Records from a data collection
+---+

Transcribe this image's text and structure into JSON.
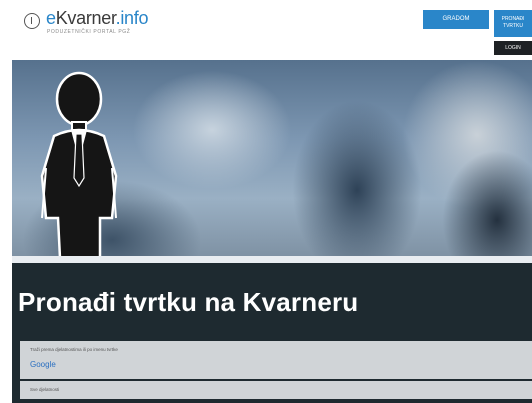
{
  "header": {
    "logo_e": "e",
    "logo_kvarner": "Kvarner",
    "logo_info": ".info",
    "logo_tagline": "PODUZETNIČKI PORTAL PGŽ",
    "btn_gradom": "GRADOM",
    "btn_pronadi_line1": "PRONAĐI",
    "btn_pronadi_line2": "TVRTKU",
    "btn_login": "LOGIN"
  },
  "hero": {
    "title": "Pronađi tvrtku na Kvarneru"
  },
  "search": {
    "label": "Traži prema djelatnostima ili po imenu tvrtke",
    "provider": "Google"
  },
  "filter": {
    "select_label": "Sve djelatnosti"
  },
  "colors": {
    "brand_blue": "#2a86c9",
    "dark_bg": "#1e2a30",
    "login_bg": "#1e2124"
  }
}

+---+

* Instruction *
Omit the pictures, and quote the material above exactly as given.

* Output for this exercise *
Transcribe this image's text and structure into JSON.
{
  "header": {
    "logo_e": "e",
    "logo_kvarner": "Kvarner",
    "logo_info": ".info",
    "logo_tagline": "PODUZETNIČKI PORTAL PGŽ",
    "btn_gradom": "GRADOM",
    "btn_pronadi_line1": "PRONAĐI",
    "btn_pronadi_line2": "TVRTKU",
    "btn_login": "LOGIN"
  },
  "hero": {
    "title": "Pronađi tvrtku na Kvarneru"
  },
  "search": {
    "label": "Traži prema djelatnostima ili po imenu tvrtke",
    "provider": "Google"
  },
  "filter": {
    "select_label": "Sve djelatnosti"
  },
  "colors": {
    "brand_blue": "#2a86c9",
    "dark_bg": "#1e2a30",
    "login_bg": "#1e2124"
  }
}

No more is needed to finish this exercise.